◆ **What to produce**: List each line of the data that holds the word "Democrats".
┏━━
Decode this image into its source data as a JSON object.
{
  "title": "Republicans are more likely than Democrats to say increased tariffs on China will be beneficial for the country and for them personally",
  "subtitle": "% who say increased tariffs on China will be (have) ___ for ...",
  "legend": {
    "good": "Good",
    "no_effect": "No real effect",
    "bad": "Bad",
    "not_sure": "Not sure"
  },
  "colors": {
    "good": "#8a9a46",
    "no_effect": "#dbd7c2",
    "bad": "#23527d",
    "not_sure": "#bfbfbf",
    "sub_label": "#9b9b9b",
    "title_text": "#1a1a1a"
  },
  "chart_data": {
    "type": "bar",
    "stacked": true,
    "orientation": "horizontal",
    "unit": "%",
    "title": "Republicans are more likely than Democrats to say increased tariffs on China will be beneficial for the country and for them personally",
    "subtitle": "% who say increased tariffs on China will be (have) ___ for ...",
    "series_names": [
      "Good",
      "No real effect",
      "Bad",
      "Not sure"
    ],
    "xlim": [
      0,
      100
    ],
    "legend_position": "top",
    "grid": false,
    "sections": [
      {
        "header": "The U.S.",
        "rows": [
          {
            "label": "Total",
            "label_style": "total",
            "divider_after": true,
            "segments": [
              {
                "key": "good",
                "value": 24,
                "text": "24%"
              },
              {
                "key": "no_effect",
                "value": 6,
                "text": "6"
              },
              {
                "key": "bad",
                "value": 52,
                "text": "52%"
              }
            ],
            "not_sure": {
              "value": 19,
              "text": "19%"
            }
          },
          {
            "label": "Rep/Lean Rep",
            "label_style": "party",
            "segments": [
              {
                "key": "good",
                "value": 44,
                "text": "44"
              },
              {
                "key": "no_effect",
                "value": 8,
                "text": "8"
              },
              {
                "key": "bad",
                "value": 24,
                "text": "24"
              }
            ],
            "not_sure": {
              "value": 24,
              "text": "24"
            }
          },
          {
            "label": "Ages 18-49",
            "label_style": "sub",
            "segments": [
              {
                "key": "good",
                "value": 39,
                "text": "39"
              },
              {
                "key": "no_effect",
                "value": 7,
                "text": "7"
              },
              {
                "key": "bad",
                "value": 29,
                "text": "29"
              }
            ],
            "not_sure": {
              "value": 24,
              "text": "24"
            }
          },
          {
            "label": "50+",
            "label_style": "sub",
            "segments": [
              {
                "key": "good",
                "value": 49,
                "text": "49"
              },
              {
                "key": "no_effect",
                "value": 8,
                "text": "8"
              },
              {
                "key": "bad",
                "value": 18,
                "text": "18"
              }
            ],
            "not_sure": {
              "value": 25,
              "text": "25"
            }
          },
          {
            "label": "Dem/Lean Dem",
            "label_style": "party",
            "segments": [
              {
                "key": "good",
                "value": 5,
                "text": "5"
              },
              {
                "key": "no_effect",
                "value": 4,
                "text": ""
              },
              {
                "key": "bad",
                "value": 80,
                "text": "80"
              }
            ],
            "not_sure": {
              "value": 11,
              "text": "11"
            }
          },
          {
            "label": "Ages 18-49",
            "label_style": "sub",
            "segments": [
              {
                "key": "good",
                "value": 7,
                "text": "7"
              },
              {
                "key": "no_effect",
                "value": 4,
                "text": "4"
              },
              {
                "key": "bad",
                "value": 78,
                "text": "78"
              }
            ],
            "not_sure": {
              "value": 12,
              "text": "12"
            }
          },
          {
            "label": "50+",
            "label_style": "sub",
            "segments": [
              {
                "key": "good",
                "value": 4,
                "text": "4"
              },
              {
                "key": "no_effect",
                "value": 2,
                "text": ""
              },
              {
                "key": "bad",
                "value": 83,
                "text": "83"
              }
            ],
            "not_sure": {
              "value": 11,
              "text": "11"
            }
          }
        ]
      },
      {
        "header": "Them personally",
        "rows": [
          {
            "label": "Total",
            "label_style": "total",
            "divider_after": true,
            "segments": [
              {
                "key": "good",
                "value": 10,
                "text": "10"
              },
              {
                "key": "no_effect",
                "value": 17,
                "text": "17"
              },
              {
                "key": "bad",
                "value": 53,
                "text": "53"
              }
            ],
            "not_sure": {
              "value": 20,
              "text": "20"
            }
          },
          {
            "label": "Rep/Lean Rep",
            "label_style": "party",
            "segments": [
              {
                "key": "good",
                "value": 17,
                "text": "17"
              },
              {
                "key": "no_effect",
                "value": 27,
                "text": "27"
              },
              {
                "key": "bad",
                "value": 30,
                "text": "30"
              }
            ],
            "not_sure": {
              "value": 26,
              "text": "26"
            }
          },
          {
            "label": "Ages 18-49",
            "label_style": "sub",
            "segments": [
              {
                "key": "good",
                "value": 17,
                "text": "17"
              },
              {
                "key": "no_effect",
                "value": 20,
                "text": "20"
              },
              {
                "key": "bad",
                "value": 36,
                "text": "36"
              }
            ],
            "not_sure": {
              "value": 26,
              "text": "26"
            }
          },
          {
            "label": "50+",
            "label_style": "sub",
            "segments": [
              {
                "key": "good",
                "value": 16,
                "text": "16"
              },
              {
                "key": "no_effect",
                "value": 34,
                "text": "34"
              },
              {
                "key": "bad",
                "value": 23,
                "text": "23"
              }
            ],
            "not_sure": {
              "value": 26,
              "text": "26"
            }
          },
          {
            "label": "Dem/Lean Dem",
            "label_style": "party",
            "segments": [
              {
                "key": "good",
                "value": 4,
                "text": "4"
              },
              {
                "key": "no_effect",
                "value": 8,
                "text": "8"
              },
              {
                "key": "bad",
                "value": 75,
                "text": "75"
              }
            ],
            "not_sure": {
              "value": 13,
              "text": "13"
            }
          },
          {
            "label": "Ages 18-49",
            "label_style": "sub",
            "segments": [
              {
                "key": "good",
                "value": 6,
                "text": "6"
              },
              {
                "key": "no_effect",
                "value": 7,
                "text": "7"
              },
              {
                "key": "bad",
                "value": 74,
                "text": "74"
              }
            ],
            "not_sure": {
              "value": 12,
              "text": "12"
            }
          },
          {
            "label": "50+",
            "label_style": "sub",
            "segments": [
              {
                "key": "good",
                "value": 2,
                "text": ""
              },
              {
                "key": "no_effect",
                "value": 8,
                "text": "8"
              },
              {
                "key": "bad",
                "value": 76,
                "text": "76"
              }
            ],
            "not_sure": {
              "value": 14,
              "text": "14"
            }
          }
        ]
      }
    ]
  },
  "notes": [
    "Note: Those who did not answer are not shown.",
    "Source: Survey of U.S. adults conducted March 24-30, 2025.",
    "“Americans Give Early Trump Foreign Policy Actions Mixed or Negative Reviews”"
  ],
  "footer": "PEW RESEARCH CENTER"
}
┗━━
◆ **Written reply**:
  "title": "Republicans are more likely than Democrats to say increased tariffs on China will be beneficial for the country and for them personally",
    "title": "Republicans are more likely than Democrats to say increased tariffs on China will be beneficial for the country and for them personally",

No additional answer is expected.